## [WORK TO BE COMPLETED]
Which lines in the material below contain the word "JSON"? Copy each of them.

## [WORKING DATA]
Begin

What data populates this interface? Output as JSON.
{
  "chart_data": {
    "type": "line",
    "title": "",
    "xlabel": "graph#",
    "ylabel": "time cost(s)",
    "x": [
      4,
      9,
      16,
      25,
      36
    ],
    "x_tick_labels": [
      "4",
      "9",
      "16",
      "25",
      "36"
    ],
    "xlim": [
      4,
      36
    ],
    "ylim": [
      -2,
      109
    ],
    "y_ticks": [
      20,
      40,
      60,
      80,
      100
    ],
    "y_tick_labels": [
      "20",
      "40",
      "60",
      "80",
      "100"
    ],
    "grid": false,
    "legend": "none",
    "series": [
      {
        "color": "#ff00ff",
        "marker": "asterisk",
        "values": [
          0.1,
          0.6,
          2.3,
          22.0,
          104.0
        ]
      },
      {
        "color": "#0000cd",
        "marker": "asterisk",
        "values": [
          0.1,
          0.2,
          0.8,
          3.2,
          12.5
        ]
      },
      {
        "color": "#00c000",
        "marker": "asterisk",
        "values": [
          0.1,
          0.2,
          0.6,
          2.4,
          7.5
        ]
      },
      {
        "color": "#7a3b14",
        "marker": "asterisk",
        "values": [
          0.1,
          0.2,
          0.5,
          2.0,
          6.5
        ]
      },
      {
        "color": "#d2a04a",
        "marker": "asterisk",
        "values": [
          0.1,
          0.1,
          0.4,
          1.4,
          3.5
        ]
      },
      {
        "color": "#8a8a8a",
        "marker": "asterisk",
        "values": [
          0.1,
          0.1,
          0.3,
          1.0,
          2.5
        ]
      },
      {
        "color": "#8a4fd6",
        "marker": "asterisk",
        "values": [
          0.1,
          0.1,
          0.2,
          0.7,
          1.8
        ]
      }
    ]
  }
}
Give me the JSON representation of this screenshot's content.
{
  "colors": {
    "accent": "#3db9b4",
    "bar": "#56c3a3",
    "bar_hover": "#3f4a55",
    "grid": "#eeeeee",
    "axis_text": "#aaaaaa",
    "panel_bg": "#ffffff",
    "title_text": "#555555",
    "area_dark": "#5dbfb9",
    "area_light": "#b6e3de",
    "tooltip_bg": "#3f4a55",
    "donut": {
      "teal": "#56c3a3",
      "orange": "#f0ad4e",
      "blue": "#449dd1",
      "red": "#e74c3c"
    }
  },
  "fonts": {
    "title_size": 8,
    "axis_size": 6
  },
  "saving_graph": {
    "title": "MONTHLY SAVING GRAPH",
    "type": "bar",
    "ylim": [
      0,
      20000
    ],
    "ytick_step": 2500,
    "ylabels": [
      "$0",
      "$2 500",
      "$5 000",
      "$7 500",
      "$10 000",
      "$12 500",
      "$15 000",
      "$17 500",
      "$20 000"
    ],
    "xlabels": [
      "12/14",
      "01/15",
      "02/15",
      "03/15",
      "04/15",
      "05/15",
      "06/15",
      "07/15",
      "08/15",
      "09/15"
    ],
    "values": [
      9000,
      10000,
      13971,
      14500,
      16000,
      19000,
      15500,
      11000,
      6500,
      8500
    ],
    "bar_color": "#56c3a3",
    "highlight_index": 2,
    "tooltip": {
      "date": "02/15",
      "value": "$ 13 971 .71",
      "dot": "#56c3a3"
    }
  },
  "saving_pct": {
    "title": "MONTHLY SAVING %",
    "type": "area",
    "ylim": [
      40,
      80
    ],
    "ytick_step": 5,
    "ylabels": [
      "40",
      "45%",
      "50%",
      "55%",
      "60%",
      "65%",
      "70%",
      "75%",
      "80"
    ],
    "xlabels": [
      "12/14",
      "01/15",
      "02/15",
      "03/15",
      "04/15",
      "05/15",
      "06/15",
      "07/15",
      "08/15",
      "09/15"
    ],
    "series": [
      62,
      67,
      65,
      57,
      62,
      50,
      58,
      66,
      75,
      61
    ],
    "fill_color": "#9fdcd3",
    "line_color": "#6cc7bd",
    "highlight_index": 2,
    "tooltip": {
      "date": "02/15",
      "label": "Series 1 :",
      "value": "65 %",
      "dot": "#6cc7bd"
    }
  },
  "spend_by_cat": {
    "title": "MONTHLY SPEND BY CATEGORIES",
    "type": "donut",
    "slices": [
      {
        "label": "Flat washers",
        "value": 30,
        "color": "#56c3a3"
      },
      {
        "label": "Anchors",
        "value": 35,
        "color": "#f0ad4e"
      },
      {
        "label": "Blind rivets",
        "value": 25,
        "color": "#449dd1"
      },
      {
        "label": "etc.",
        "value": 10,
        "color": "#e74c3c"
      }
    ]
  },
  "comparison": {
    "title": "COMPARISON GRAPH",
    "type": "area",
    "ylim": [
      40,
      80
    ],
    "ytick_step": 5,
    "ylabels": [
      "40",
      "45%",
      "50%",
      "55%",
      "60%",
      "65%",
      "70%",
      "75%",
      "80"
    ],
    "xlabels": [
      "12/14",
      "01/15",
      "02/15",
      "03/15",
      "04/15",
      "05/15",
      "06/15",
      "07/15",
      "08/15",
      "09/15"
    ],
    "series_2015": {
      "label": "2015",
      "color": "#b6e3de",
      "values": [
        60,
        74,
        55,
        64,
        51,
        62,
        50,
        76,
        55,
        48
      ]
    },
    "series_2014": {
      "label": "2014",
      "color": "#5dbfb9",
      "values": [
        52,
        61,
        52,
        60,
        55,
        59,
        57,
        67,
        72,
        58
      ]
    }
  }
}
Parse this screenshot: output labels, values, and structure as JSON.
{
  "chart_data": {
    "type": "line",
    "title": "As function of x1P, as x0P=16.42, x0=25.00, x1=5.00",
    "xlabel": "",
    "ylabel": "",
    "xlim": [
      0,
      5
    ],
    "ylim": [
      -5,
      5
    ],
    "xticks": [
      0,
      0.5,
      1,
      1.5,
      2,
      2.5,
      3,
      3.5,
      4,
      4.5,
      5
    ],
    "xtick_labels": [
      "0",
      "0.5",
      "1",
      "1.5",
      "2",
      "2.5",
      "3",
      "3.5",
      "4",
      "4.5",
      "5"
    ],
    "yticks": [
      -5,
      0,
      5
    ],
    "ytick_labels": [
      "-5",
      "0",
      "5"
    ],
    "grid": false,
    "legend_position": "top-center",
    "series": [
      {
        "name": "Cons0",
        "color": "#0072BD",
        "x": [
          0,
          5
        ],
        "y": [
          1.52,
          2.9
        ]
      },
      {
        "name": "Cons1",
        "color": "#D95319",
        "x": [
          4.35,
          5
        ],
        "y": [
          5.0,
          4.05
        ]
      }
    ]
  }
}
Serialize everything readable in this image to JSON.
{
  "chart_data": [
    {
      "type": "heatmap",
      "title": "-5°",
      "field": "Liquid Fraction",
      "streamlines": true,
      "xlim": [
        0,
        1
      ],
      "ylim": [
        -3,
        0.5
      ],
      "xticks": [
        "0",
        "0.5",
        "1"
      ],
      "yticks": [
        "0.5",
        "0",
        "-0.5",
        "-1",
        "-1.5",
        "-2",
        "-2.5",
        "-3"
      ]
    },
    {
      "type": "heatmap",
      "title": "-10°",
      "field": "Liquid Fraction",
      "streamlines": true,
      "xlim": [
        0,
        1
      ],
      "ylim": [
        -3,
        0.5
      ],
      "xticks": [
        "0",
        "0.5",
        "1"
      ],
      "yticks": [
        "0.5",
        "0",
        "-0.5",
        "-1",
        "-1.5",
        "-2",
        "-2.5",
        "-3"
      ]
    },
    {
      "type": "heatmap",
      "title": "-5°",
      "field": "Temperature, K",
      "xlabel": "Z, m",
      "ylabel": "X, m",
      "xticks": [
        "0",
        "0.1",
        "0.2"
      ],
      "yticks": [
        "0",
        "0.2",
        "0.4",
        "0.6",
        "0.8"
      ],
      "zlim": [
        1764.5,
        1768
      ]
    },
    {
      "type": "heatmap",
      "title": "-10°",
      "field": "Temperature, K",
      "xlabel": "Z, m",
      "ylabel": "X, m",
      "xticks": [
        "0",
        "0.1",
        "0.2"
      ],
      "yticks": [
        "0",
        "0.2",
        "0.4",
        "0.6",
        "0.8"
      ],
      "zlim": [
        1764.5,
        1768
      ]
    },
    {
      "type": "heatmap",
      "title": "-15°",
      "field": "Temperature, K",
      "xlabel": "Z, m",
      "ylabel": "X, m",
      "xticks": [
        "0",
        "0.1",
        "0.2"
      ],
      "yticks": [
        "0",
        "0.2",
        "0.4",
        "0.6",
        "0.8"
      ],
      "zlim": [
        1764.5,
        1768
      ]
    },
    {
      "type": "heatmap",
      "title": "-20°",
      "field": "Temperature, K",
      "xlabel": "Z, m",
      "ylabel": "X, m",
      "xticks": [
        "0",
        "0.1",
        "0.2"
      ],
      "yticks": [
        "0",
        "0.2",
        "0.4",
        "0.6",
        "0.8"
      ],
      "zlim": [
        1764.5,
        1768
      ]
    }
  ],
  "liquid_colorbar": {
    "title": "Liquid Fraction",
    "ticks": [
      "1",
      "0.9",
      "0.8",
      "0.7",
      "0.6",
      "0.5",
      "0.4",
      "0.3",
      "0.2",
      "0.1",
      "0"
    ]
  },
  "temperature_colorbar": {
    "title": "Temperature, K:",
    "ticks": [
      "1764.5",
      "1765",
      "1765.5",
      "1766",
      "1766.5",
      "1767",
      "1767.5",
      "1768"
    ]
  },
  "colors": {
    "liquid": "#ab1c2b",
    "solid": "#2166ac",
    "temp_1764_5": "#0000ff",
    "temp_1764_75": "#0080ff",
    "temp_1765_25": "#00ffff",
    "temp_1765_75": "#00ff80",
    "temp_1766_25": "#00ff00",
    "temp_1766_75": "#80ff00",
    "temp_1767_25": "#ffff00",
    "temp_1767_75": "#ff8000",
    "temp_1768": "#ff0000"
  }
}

End

## [RESULT]
What data populates this interface? Output as JSON.
Give me the JSON representation of this screenshot's content.
Parse this screenshot: output labels, values, and structure as JSON.
Serialize everything readable in this image to JSON.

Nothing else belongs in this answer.